■ Work to be completed ■
Pull out every line in the data that has the string "people" in it.

>> Begin Excerpted records

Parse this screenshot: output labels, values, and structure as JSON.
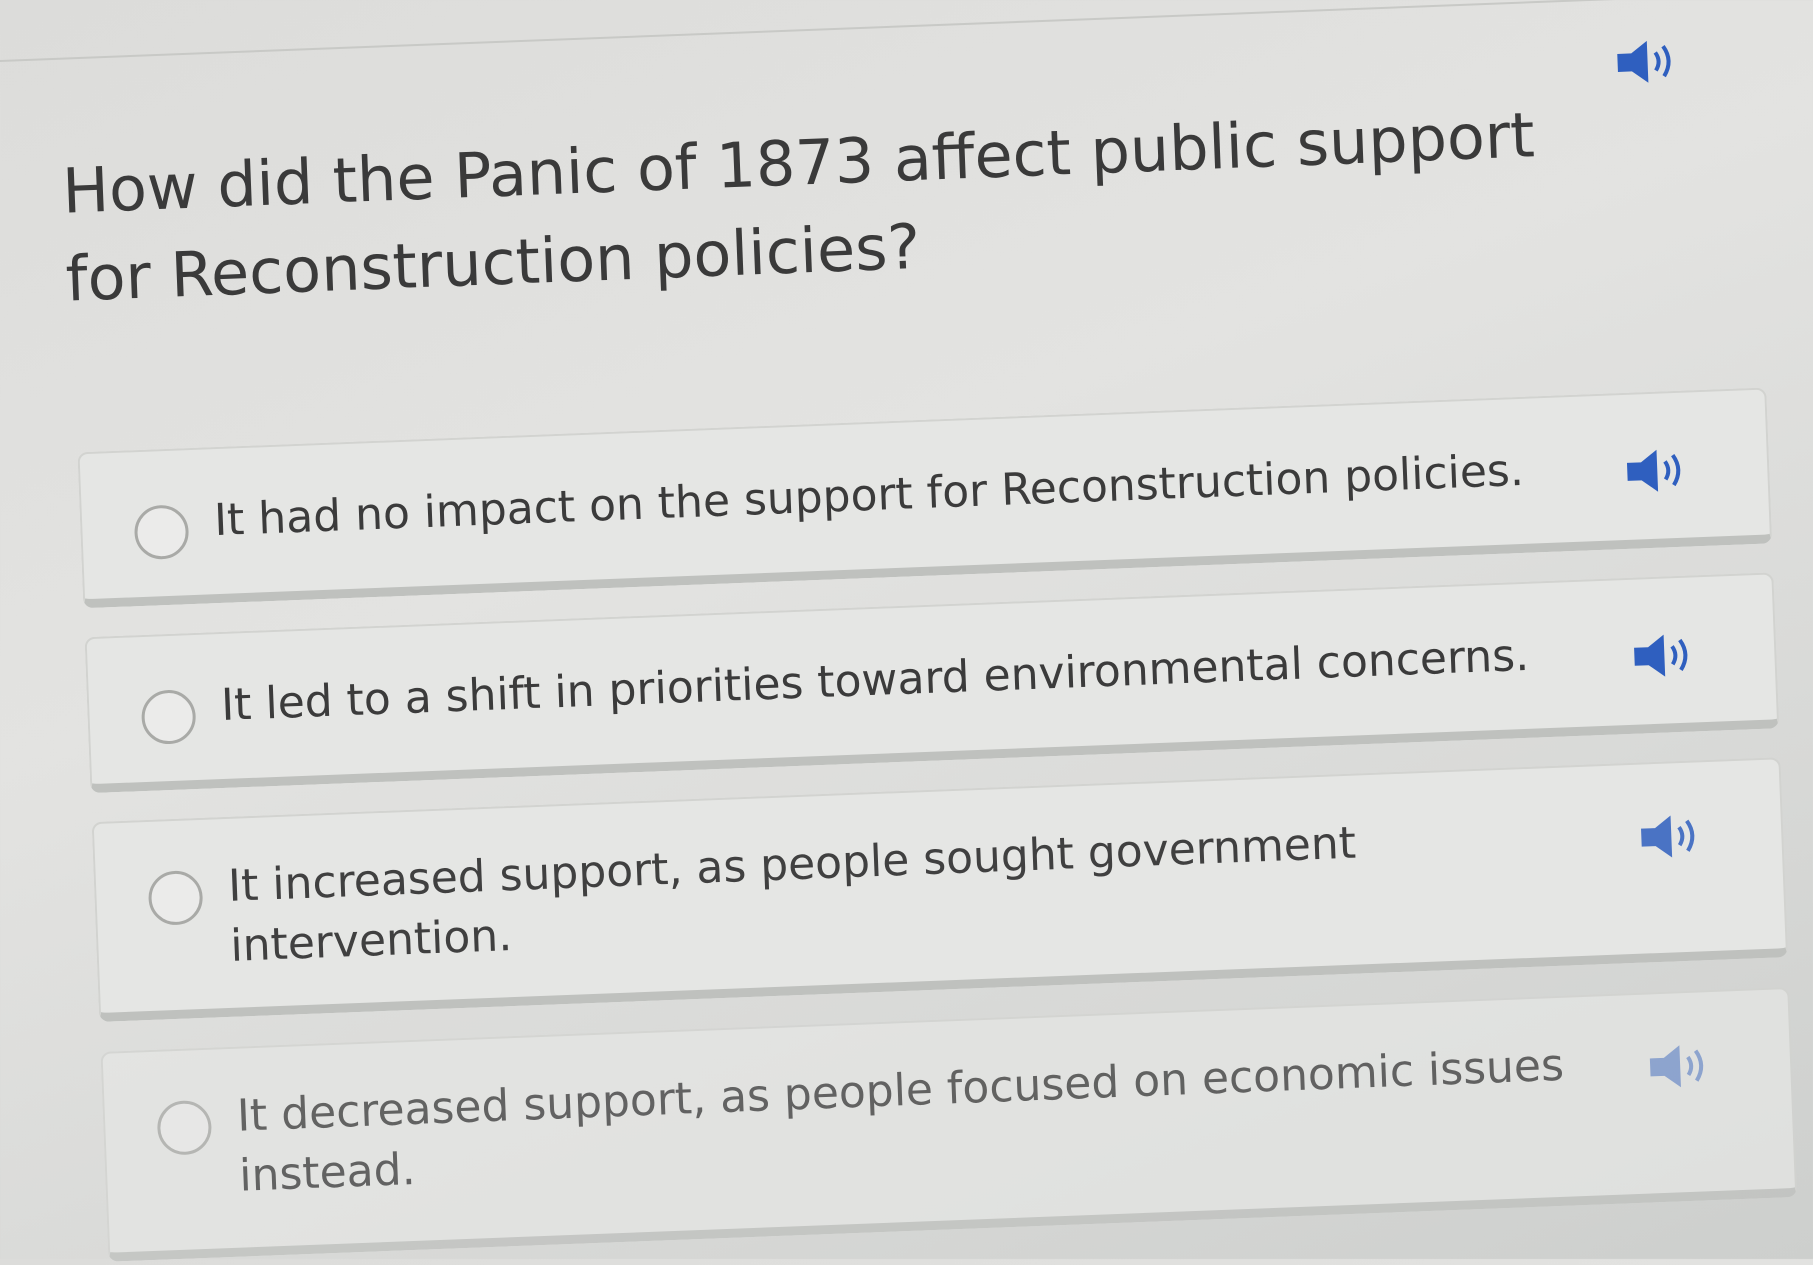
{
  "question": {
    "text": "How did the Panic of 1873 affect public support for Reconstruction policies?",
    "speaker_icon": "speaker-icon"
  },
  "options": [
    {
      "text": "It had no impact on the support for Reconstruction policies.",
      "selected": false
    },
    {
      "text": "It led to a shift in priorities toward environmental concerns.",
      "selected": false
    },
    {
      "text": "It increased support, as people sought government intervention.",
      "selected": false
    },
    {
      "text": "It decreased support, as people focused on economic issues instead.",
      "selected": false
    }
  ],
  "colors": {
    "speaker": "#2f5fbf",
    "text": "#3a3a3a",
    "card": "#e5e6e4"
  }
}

>> End Excerpted records
>> Begin Excerpted records

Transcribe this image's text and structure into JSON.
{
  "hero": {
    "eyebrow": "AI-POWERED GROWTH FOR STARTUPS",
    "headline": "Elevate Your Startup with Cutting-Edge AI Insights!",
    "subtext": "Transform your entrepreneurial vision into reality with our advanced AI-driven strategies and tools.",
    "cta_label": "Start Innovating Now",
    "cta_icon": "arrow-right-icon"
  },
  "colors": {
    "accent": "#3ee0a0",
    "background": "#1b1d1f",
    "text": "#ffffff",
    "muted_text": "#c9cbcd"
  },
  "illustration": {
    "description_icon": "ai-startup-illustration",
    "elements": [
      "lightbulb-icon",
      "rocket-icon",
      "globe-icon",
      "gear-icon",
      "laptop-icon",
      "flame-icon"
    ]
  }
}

>> End Excerpted records
>> Begin Excerpted records

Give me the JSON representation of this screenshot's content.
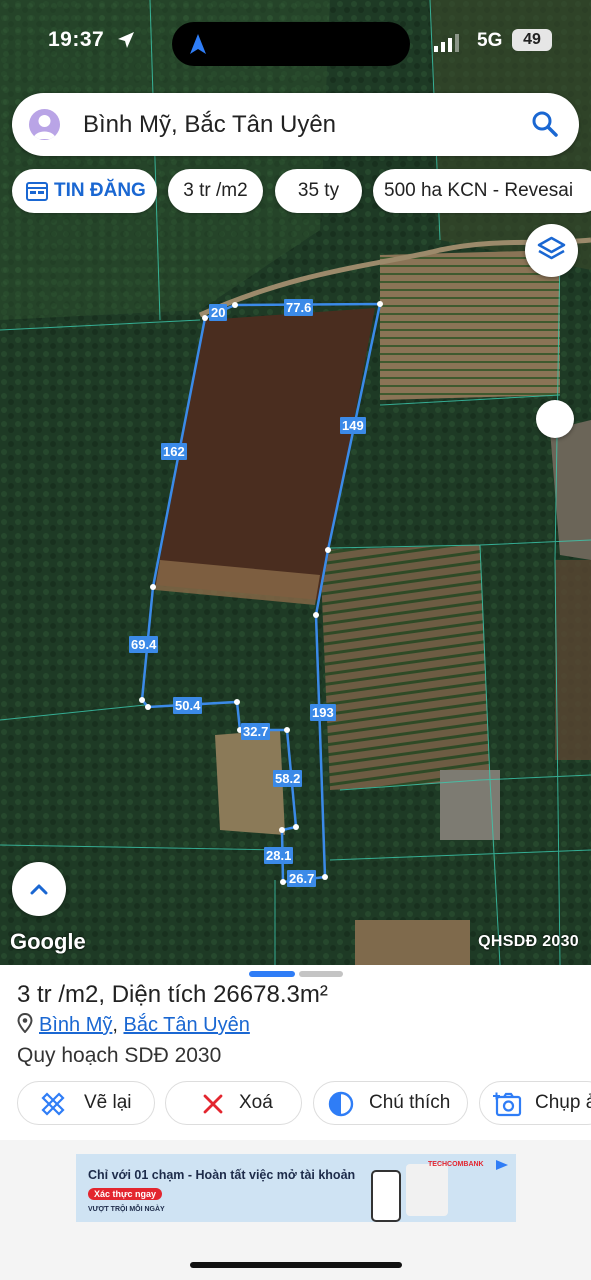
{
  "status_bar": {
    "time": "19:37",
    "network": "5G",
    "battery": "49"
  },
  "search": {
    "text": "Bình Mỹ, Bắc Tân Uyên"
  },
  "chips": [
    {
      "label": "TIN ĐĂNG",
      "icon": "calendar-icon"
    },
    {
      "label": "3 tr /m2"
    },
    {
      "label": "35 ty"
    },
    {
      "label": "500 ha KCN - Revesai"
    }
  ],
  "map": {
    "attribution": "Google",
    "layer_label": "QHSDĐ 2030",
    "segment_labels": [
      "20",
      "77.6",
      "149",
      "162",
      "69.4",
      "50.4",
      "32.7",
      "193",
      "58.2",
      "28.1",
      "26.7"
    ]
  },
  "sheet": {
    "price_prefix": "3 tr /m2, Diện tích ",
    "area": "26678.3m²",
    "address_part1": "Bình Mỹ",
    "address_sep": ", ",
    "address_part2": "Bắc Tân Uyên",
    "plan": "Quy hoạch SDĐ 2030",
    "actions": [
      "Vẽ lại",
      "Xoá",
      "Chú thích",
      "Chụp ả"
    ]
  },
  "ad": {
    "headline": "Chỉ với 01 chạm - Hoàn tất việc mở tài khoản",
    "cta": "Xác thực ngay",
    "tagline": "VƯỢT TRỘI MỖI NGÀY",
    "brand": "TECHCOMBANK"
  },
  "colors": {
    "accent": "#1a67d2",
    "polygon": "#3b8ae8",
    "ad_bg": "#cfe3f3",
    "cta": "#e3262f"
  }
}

>> End Excerpted records

■ Response to this exercise ■
      "text": "It increased support, as people sought government intervention.",
      "text": "It decreased support, as people focused on economic issues instead.",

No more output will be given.